--- Records provided ---

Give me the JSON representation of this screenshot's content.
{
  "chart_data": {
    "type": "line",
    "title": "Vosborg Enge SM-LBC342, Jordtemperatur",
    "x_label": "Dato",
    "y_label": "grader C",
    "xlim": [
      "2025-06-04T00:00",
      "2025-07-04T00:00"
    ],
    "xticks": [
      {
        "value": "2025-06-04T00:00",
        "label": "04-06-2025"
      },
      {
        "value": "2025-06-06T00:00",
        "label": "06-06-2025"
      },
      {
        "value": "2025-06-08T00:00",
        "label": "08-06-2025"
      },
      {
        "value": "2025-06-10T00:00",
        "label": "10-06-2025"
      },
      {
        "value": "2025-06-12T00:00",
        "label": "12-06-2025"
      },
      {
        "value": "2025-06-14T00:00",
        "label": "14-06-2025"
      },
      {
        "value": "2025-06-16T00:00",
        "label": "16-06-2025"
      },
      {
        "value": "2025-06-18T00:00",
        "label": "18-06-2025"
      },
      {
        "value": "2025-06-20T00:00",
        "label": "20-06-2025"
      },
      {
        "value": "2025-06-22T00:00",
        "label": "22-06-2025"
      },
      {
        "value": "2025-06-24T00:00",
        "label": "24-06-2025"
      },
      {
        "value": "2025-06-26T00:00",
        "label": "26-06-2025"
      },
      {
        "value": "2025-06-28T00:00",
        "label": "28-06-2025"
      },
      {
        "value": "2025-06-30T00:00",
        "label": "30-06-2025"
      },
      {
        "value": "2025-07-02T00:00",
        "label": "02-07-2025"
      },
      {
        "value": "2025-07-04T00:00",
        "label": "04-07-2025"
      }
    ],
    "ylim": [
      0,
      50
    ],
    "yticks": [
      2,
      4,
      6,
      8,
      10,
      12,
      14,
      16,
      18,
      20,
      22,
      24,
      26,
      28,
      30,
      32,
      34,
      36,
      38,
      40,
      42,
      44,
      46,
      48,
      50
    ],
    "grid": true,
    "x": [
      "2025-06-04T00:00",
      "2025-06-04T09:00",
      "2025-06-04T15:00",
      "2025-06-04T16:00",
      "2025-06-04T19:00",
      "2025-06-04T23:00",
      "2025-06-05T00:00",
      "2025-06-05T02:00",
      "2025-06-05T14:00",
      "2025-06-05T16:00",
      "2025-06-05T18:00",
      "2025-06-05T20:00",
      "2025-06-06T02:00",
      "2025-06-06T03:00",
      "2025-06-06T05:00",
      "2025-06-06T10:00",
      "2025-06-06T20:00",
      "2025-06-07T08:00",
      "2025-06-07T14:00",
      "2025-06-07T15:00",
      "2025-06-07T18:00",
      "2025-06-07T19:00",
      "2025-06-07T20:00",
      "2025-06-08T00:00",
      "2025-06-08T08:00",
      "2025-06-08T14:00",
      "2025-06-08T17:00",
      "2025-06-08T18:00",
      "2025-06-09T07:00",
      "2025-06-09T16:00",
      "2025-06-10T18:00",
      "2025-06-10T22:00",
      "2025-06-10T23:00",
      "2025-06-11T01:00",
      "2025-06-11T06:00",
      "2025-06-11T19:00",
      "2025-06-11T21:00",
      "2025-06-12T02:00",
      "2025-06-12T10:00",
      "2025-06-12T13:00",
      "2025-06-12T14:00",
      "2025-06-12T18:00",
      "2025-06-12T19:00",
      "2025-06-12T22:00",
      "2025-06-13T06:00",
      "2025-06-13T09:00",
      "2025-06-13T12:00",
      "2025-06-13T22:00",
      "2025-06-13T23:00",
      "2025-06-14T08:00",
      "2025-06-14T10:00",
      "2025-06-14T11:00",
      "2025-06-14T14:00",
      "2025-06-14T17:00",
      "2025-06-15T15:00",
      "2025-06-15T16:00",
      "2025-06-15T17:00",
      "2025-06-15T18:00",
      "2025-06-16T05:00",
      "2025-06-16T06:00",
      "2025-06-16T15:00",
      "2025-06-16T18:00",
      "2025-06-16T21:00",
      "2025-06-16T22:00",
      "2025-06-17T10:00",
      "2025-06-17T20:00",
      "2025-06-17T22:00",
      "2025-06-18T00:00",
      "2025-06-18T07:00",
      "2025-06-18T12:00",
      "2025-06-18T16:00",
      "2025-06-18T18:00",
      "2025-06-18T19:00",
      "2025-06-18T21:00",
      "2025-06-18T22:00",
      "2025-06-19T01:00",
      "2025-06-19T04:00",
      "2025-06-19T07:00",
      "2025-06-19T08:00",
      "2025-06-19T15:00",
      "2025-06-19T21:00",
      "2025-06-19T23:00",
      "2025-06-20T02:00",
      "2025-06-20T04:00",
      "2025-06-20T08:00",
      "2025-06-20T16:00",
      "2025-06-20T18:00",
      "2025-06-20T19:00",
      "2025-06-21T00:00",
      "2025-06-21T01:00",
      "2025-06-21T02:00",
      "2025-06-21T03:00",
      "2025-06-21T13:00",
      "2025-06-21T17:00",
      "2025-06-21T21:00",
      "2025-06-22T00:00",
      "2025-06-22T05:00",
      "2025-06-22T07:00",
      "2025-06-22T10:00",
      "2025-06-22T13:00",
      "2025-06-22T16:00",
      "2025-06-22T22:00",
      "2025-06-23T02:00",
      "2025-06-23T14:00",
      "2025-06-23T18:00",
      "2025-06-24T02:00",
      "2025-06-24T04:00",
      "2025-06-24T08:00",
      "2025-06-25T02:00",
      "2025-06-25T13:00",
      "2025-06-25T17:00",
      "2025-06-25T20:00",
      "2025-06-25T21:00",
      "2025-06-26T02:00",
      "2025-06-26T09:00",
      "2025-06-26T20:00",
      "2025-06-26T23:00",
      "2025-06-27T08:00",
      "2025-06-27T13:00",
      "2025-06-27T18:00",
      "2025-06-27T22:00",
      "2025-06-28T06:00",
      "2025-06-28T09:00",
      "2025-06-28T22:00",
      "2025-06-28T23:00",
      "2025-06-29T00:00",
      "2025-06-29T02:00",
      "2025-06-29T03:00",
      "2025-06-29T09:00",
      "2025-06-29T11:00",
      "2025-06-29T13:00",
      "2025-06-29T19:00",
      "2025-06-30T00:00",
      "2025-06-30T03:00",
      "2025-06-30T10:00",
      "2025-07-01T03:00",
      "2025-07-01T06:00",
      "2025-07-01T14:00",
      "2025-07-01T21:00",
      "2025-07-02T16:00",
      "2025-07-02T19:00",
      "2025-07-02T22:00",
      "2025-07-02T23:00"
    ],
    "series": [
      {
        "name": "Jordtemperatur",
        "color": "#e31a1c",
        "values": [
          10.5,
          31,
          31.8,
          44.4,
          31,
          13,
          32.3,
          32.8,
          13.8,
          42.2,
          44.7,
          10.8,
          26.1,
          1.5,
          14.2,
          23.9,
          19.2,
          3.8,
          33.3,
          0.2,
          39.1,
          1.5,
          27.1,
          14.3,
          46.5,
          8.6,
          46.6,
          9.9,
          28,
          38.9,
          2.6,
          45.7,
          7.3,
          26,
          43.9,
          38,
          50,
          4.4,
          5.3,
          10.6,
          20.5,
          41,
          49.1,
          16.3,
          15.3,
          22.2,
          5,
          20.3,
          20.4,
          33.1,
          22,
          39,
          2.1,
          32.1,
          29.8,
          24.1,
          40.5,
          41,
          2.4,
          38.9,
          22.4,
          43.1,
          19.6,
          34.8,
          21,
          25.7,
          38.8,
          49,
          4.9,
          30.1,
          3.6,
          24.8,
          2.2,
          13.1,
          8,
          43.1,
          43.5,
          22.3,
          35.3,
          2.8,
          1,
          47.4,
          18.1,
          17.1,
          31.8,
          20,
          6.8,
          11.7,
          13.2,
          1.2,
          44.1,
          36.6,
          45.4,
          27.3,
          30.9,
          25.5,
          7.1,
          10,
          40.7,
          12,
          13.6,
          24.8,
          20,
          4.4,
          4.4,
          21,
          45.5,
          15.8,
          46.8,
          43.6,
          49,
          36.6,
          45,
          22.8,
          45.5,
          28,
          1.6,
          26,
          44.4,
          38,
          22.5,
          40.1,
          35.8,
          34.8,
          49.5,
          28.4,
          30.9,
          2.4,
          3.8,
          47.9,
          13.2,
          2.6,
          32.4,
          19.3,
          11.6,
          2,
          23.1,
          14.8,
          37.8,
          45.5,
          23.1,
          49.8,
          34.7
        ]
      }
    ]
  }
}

--- Objective ---
Check each line of the entries for the string "Jordtemperatur". Copy the lines that have it.

--- Finished task ---
    "title": "Vosborg Enge SM-LBC342, Jordtemperatur",
        "name": "Jordtemperatur",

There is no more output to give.